▶ _Problem to work on_
Leave out the pictures and transcribe the rest of the records exactly.

▶ _Data for this task_
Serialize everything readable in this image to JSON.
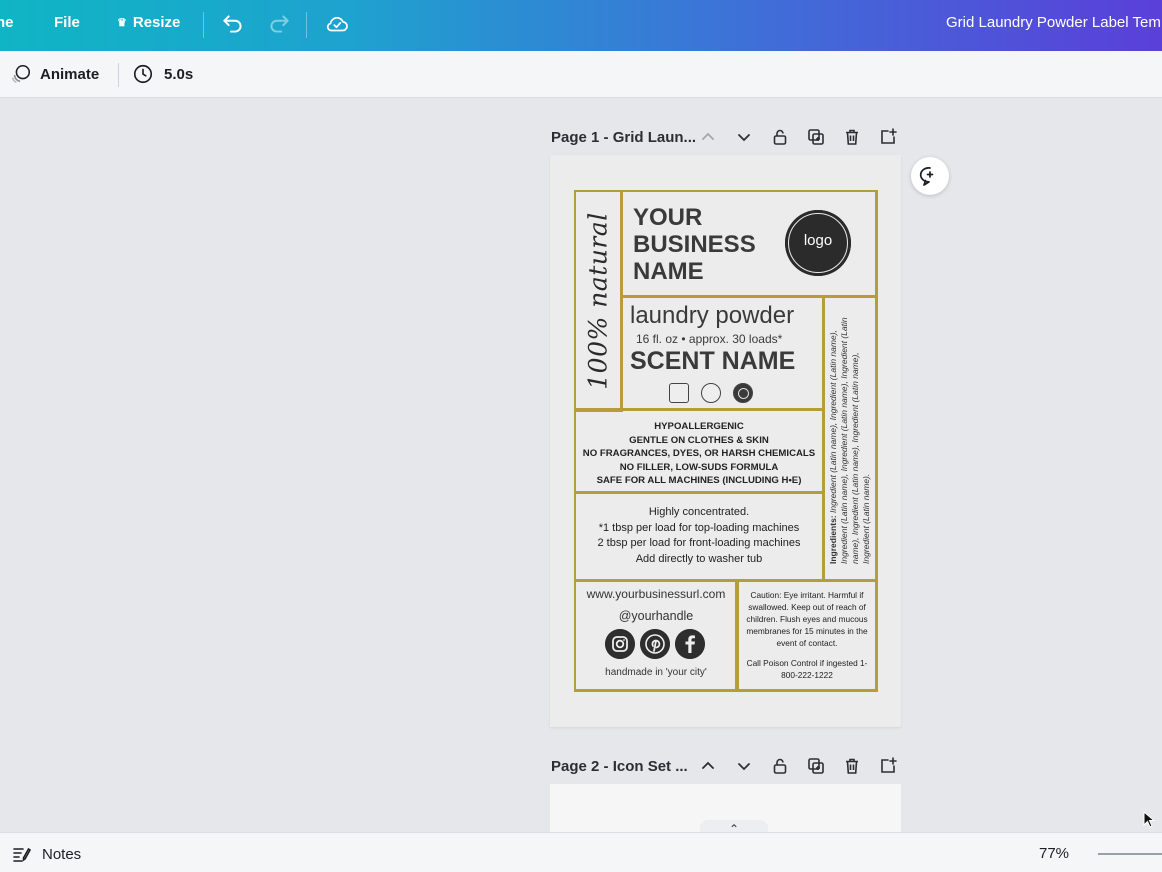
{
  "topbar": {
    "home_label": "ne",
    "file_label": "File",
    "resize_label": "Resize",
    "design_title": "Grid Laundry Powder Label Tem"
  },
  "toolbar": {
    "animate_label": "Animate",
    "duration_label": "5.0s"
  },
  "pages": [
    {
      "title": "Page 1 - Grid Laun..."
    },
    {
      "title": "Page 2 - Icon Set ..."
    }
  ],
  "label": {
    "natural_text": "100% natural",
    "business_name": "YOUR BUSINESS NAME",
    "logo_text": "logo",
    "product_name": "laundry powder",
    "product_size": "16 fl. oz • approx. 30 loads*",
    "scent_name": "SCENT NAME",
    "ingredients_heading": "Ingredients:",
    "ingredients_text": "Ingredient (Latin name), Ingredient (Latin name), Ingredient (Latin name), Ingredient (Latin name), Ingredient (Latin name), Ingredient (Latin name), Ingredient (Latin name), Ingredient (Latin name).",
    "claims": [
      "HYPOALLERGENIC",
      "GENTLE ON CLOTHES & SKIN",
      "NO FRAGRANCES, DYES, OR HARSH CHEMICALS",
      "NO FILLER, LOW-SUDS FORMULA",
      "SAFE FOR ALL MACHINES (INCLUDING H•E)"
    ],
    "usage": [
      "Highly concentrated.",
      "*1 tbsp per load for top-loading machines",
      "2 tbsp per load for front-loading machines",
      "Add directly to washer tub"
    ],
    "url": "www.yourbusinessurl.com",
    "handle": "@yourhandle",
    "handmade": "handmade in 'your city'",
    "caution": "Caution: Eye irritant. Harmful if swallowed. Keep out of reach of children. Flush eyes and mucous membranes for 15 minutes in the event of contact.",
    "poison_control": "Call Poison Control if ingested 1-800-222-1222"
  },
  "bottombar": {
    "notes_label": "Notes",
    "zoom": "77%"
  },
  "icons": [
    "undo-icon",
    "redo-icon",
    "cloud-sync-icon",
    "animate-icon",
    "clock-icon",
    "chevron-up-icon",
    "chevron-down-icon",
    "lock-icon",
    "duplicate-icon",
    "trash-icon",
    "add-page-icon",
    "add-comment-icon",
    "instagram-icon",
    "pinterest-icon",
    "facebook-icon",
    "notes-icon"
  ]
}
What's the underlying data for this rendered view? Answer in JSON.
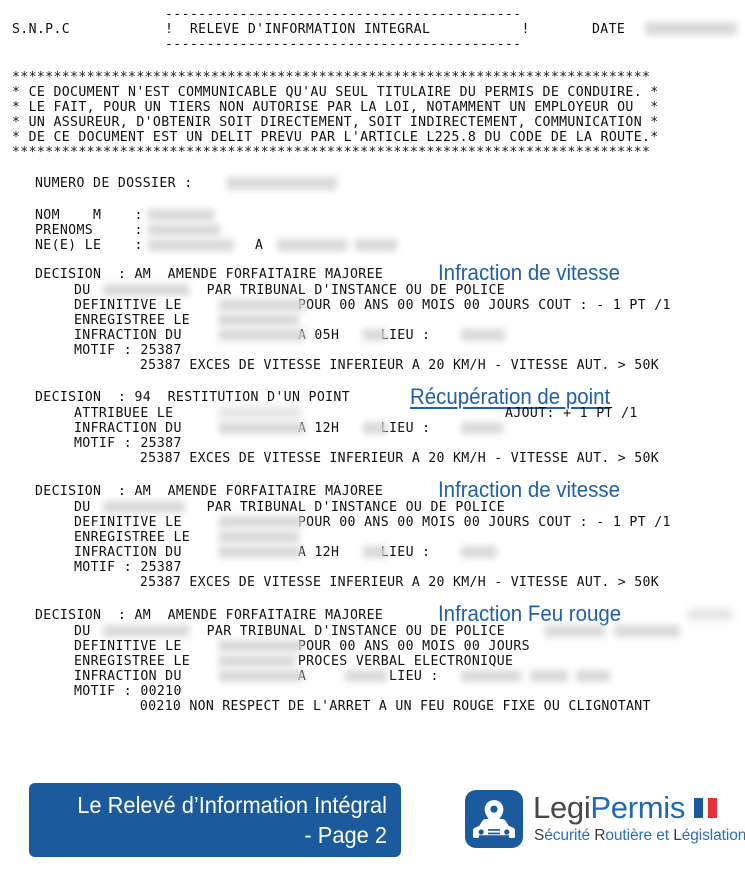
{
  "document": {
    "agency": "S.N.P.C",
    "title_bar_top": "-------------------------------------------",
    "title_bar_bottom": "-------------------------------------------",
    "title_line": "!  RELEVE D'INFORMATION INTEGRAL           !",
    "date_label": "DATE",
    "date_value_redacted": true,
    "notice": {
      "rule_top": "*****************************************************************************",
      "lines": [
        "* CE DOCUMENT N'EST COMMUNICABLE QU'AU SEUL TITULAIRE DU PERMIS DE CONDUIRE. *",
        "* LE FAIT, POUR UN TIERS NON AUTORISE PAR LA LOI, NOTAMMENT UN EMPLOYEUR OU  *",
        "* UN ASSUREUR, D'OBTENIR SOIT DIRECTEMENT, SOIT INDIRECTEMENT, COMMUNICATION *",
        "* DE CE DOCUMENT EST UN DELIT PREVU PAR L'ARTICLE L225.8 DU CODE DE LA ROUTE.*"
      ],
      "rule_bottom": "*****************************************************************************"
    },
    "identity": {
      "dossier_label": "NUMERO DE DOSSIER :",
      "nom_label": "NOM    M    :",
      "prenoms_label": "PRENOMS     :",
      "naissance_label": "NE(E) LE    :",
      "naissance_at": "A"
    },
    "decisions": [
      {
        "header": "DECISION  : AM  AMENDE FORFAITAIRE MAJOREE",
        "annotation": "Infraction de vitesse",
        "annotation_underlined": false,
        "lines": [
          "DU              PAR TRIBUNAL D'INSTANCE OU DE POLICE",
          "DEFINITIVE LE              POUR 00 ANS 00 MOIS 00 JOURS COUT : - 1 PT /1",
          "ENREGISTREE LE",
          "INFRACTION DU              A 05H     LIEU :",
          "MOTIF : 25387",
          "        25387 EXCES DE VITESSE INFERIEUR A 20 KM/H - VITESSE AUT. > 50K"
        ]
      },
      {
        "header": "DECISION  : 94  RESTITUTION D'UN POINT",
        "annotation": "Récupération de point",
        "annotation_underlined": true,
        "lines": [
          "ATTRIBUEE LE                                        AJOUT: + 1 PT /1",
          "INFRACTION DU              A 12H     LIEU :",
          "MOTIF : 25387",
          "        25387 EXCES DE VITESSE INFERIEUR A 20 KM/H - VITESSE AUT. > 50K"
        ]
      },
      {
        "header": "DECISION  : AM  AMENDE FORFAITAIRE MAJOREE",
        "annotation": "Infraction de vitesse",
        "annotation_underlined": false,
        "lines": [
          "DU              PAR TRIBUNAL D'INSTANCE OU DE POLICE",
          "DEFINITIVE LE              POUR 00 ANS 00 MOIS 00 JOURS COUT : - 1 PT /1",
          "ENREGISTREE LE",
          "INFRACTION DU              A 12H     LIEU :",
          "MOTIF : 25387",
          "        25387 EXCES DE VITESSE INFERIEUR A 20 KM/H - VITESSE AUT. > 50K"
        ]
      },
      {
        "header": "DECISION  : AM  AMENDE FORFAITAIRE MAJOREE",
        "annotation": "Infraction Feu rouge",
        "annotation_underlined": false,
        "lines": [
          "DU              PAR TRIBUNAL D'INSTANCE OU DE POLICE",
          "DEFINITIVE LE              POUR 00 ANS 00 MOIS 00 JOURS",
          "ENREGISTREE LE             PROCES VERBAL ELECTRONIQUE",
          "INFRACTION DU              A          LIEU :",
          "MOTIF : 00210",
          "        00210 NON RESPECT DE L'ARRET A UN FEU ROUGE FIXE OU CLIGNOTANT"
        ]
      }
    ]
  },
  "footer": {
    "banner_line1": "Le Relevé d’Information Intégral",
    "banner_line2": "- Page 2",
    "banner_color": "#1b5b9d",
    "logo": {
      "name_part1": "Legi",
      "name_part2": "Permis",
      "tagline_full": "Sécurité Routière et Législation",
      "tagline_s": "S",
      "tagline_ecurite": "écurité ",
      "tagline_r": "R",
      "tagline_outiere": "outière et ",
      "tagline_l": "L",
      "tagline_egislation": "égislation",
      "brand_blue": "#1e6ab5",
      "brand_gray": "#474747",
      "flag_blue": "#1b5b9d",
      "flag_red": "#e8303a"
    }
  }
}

▶ _Worked solution_
Serialize everything readable in this image to JSON.
{
  "topbar": {
    "home_label": "ne",
    "file_label": "File",
    "resize_label": "Resize",
    "design_title": "Grid Laundry Powder Label Tem"
  },
  "toolbar": {
    "animate_label": "Animate",
    "duration_label": "5.0s"
  },
  "pages": [
    {
      "title": "Page 1 - Grid Laun..."
    },
    {
      "title": "Page 2 - Icon Set ..."
    }
  ],
  "label": {
    "natural_text": "100% natural",
    "business_name": "YOUR BUSINESS NAME",
    "logo_text": "logo",
    "product_name": "laundry powder",
    "product_size": "16 fl. oz • approx. 30 loads*",
    "scent_name": "SCENT NAME",
    "ingredients_heading": "Ingredients:",
    "ingredients_text": "Ingredient (Latin name), Ingredient (Latin name), Ingredient (Latin name), Ingredient (Latin name), Ingredient (Latin name), Ingredient (Latin name), Ingredient (Latin name), Ingredient (Latin name).",
    "claims": [
      "HYPOALLERGENIC",
      "GENTLE ON CLOTHES & SKIN",
      "NO FRAGRANCES, DYES, OR HARSH CHEMICALS",
      "NO FILLER, LOW-SUDS FORMULA",
      "SAFE FOR ALL MACHINES (INCLUDING H•E)"
    ],
    "usage": [
      "Highly concentrated.",
      "*1 tbsp per load for top-loading machines",
      "2 tbsp per load for front-loading machines",
      "Add directly to washer tub"
    ],
    "url": "www.yourbusinessurl.com",
    "handle": "@yourhandle",
    "handmade": "handmade in 'your city'",
    "caution": "Caution: Eye irritant. Harmful if swallowed. Keep out of reach of children. Flush eyes and mucous membranes for 15 minutes in the event of contact.",
    "poison_control": "Call Poison Control if ingested 1-800-222-1222"
  },
  "bottombar": {
    "notes_label": "Notes",
    "zoom": "77%"
  },
  "icons": [
    "undo-icon",
    "redo-icon",
    "cloud-sync-icon",
    "animate-icon",
    "clock-icon",
    "chevron-up-icon",
    "chevron-down-icon",
    "lock-icon",
    "duplicate-icon",
    "trash-icon",
    "add-page-icon",
    "add-comment-icon",
    "instagram-icon",
    "pinterest-icon",
    "facebook-icon",
    "notes-icon"
  ]
}
What's the underlying data for this rendered view? Answer in JSON.
{
  "document": {
    "agency": "S.N.P.C",
    "title_bar_top": "-------------------------------------------",
    "title_bar_bottom": "-------------------------------------------",
    "title_line": "!  RELEVE D'INFORMATION INTEGRAL           !",
    "date_label": "DATE",
    "date_value_redacted": true,
    "notice": {
      "rule_top": "*****************************************************************************",
      "lines": [
        "* CE DOCUMENT N'EST COMMUNICABLE QU'AU SEUL TITULAIRE DU PERMIS DE CONDUIRE. *",
        "* LE FAIT, POUR UN TIERS NON AUTORISE PAR LA LOI, NOTAMMENT UN EMPLOYEUR OU  *",
        "* UN ASSUREUR, D'OBTENIR SOIT DIRECTEMENT, SOIT INDIRECTEMENT, COMMUNICATION *",
        "* DE CE DOCUMENT EST UN DELIT PREVU PAR L'ARTICLE L225.8 DU CODE DE LA ROUTE.*"
      ],
      "rule_bottom": "*****************************************************************************"
    },
    "identity": {
      "dossier_label": "NUMERO DE DOSSIER :",
      "nom_label": "NOM    M    :",
      "prenoms_label": "PRENOMS     :",
      "naissance_label": "NE(E) LE    :",
      "naissance_at": "A"
    },
    "decisions": [
      {
        "header": "DECISION  : AM  AMENDE FORFAITAIRE MAJOREE",
        "annotation": "Infraction de vitesse",
        "annotation_underlined": false,
        "lines": [
          "DU              PAR TRIBUNAL D'INSTANCE OU DE POLICE",
          "DEFINITIVE LE              POUR 00 ANS 00 MOIS 00 JOURS COUT : - 1 PT /1",
          "ENREGISTREE LE",
          "INFRACTION DU              A 05H     LIEU :",
          "MOTIF : 25387",
          "        25387 EXCES DE VITESSE INFERIEUR A 20 KM/H - VITESSE AUT. > 50K"
        ]
      },
      {
        "header": "DECISION  : 94  RESTITUTION D'UN POINT",
        "annotation": "Récupération de point",
        "annotation_underlined": true,
        "lines": [
          "ATTRIBUEE LE                                        AJOUT: + 1 PT /1",
          "INFRACTION DU              A 12H     LIEU :",
          "MOTIF : 25387",
          "        25387 EXCES DE VITESSE INFERIEUR A 20 KM/H - VITESSE AUT. > 50K"
        ]
      },
      {
        "header": "DECISION  : AM  AMENDE FORFAITAIRE MAJOREE",
        "annotation": "Infraction de vitesse",
        "annotation_underlined": false,
        "lines": [
          "DU              PAR TRIBUNAL D'INSTANCE OU DE POLICE",
          "DEFINITIVE LE              POUR 00 ANS 00 MOIS 00 JOURS COUT : - 1 PT /1",
          "ENREGISTREE LE",
          "INFRACTION DU              A 12H     LIEU :",
          "MOTIF : 25387",
          "        25387 EXCES DE VITESSE INFERIEUR A 20 KM/H - VITESSE AUT. > 50K"
        ]
      },
      {
        "header": "DECISION  : AM  AMENDE FORFAITAIRE MAJOREE",
        "annotation": "Infraction Feu rouge",
        "annotation_underlined": false,
        "lines": [
          "DU              PAR TRIBUNAL D'INSTANCE OU DE POLICE",
          "DEFINITIVE LE              POUR 00 ANS 00 MOIS 00 JOURS",
          "ENREGISTREE LE             PROCES VERBAL ELECTRONIQUE",
          "INFRACTION DU              A          LIEU :",
          "MOTIF : 00210",
          "        00210 NON RESPECT DE L'ARRET A UN FEU ROUGE FIXE OU CLIGNOTANT"
        ]
      }
    ]
  },
  "footer": {
    "banner_line1": "Le Relevé d’Information Intégral",
    "banner_line2": "- Page 2",
    "banner_color": "#1b5b9d",
    "logo": {
      "name_part1": "Legi",
      "name_part2": "Permis",
      "tagline_full": "Sécurité Routière et Législation",
      "tagline_s": "S",
      "tagline_ecurite": "écurité ",
      "tagline_r": "R",
      "tagline_outiere": "outière et ",
      "tagline_l": "L",
      "tagline_egislation": "égislation",
      "brand_blue": "#1e6ab5",
      "brand_gray": "#474747",
      "flag_blue": "#1b5b9d",
      "flag_red": "#e8303a"
    }
  }
}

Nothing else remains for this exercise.